** BEGIN RECORDS TO PROCESS **

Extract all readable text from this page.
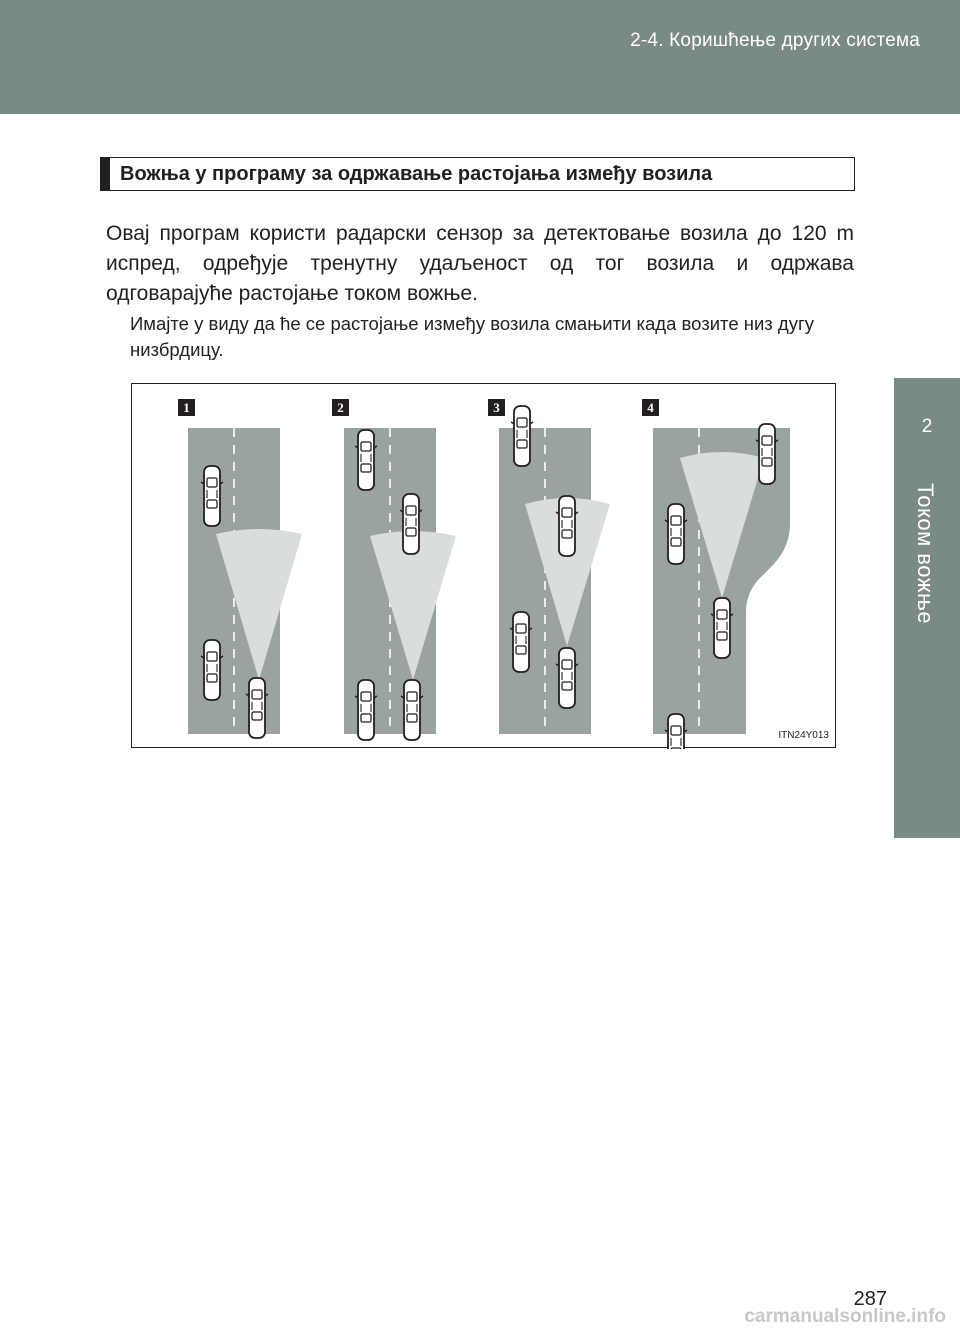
2-4. Коришћење других система
2
Током вожње
Вожња у програму за одржавање растојања између возила
Овај програм користи радарски сензор за детектовање возила до 120 m испред, одређује тренутну удаљеност од тог возила и одржава одговарајуће растојање током вожње.
Имајте у виду да ће се растојање између возила смањити када возите низ дугу низбрдицу.
1	2	3	4
ITN24Y013
287
carmanualsonline.info
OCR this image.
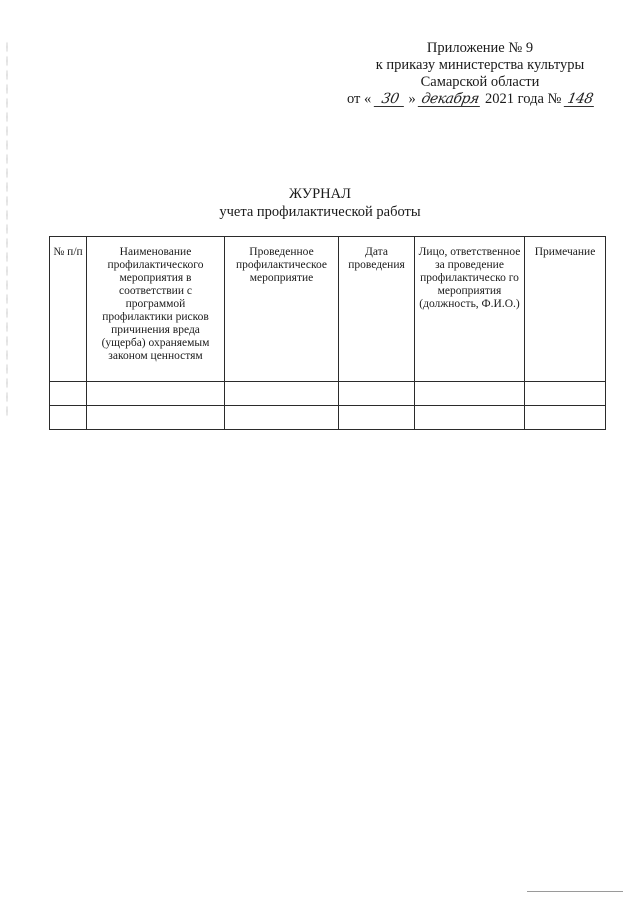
Приложение № 9
к приказу министерства культуры
Самарской области
от « 30 » декабря 2021 года № 148
ЖУРНАЛ
учета профилактической работы
№ п/п	Наименование профилактического мероприятия в соответствии с программой профилактики рисков причинения вреда (ущерба) охраняемым законом ценностям	Проведенное профилактическое мероприятие	Дата проведения	Лицо, ответственное за проведение профилактическо го мероприятия (должность, Ф.И.О.)	Примечание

** END RECORDS TO PROCESS **

TASK INSTRUCTIONS - Reproduce the material above verbatim; omit every picture.

ANSWER TO THIS TASK -
Extract all readable text from this page.
2-4. Коришћење других система
2
Током вожње
Вожња у програму за одржавање растојања између возила
Овај програм користи радарски сензор за детектовање возила до 120 m испред, одређује тренутну удаљеност од тог возила и одржава одговарајуће растојање током вожње.
Имајте у виду да ће се растојање између возила смањити када возите низ дугу низбрдицу.
1	2	3	4
ITN24Y013
287
carmanualsonline.info
OCR this image.
Приложение № 9
к приказу министерства культуры
Самарской области
от « 30 » декабря 2021 года № 148
ЖУРНАЛ
учета профилактической работы
№ п/п	Наименование профилактического мероприятия в соответствии с программой профилактики рисков причинения вреда (ущерба) охраняемым законом ценностям	Проведенное профилактическое мероприятие	Дата проведения	Лицо, ответственное за проведение профилактическо го мероприятия (должность, Ф.И.О.)	Примечание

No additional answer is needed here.